■ Work instructions:
Wherever "page" appears in a line, copy that line.

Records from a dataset

········

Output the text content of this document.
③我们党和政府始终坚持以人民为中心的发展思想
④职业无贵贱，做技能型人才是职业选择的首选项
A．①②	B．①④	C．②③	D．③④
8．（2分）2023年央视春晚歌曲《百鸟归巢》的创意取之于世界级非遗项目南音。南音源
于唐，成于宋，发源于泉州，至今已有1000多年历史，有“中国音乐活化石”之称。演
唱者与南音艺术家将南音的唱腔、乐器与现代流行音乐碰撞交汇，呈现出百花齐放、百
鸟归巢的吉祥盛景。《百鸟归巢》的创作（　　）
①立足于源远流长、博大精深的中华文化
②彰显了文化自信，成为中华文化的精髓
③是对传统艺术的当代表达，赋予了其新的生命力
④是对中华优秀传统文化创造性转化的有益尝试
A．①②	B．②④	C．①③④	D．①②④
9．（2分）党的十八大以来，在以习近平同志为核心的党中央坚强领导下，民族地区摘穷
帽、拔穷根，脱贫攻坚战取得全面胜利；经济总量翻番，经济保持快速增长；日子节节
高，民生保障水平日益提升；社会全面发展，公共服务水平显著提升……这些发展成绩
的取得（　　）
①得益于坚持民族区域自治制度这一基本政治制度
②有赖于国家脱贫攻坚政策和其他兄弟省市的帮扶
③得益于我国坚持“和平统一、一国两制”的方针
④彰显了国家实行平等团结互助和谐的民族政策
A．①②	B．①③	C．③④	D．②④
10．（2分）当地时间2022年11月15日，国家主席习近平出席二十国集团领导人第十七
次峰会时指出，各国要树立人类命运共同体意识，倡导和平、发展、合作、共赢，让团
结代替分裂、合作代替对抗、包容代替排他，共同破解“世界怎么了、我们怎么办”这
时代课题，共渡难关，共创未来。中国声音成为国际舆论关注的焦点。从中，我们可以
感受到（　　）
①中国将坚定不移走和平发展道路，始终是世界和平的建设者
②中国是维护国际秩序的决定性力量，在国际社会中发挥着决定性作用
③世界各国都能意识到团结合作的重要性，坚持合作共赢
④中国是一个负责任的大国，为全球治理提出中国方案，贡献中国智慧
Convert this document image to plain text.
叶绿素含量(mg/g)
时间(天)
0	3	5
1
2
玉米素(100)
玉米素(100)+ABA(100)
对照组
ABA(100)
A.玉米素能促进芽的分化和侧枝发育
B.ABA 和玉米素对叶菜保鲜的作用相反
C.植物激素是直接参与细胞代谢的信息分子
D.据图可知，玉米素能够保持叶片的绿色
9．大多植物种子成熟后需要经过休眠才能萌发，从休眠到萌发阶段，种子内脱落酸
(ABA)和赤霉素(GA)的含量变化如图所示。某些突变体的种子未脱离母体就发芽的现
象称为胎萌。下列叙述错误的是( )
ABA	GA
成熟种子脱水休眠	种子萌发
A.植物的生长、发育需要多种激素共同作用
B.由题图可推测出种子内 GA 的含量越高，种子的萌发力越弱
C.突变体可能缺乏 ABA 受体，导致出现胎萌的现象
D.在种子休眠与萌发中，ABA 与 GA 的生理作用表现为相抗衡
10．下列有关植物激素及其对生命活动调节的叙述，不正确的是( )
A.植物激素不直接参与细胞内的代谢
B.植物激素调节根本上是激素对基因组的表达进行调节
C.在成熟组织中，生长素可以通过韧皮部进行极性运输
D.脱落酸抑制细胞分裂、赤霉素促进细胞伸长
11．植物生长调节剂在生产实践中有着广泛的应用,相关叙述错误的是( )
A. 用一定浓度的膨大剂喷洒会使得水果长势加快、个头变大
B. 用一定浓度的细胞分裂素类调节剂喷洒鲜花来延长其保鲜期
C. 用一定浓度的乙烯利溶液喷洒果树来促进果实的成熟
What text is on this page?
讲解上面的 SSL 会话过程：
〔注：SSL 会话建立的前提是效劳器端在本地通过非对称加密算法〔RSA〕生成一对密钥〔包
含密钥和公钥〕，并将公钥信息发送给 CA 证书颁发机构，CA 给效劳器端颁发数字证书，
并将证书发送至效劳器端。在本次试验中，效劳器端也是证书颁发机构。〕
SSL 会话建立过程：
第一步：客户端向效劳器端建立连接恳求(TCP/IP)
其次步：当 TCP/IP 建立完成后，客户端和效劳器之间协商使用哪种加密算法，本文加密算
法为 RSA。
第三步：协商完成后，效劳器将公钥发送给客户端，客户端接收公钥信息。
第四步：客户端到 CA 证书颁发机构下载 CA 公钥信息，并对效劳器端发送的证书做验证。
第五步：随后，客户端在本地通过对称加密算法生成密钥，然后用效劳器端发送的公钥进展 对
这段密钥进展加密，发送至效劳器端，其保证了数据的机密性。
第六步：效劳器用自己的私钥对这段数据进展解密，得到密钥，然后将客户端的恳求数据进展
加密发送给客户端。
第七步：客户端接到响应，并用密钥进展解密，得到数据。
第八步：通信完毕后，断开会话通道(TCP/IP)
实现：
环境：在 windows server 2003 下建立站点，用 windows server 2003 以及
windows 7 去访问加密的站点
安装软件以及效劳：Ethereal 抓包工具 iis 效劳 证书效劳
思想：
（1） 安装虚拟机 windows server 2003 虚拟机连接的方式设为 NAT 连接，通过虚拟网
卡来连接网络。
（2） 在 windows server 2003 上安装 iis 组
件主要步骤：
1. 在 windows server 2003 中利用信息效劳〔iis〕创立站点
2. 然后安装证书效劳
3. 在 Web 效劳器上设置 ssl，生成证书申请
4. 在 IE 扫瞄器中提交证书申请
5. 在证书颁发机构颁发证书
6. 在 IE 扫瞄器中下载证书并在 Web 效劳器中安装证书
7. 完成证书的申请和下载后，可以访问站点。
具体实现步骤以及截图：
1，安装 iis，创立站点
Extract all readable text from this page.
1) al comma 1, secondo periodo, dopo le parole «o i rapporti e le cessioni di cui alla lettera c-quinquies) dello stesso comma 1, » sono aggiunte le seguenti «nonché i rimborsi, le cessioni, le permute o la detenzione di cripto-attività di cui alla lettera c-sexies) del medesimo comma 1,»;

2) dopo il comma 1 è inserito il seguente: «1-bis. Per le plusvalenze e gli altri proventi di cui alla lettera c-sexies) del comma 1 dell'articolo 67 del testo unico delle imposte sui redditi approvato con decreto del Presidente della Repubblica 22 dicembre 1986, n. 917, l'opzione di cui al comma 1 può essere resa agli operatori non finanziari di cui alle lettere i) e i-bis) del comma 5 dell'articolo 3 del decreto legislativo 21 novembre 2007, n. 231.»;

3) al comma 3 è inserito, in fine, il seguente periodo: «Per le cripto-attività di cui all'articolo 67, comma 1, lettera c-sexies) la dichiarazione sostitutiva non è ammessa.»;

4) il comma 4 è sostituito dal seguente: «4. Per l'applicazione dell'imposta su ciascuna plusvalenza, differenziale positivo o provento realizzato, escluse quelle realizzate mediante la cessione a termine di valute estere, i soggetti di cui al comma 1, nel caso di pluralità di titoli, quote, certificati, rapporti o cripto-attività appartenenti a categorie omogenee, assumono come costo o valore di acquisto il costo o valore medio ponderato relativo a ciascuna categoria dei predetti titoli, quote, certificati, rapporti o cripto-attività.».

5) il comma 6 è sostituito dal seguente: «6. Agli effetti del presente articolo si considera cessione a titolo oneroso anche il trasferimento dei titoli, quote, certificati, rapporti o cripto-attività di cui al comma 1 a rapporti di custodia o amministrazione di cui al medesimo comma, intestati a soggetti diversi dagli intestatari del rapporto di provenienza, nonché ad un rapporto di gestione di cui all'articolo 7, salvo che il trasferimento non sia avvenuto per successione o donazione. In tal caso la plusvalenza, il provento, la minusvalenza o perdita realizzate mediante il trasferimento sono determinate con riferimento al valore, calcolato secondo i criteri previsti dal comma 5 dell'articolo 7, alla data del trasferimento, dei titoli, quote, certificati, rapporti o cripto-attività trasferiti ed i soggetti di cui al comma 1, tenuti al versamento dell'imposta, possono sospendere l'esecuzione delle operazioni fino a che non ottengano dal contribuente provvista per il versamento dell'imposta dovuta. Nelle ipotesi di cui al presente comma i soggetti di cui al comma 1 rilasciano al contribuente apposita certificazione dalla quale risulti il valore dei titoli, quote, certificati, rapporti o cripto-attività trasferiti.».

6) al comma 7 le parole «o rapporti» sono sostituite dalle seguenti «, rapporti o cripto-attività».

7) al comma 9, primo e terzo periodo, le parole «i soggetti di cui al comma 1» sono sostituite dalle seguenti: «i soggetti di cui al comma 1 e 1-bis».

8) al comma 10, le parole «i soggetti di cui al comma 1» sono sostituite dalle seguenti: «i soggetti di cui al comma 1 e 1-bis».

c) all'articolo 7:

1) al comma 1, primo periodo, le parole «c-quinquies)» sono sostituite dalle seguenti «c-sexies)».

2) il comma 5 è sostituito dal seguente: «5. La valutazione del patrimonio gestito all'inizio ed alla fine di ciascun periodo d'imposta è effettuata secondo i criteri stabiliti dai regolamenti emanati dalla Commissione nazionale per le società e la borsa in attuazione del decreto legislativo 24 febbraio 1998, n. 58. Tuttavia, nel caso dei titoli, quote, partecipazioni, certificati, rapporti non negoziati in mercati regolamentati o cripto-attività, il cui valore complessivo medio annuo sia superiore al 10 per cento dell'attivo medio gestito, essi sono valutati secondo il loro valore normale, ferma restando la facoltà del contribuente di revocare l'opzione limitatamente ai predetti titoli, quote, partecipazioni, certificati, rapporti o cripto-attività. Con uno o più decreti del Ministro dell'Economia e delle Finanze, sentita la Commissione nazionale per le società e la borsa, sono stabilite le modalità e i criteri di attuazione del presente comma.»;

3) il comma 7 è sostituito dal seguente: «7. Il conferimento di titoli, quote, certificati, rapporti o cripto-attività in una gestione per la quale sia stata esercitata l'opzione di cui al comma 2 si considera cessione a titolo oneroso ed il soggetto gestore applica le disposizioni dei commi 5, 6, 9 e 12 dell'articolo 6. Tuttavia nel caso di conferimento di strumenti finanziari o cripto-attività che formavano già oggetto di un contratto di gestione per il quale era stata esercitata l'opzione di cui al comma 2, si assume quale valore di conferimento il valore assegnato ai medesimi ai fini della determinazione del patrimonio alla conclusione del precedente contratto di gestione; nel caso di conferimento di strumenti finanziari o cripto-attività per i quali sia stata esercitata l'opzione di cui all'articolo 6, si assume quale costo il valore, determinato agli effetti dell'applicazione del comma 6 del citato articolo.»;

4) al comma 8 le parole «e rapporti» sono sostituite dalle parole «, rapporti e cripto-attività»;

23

········

■ Solution to this exercise:
What text is on this page?
Extract all readable text from this page.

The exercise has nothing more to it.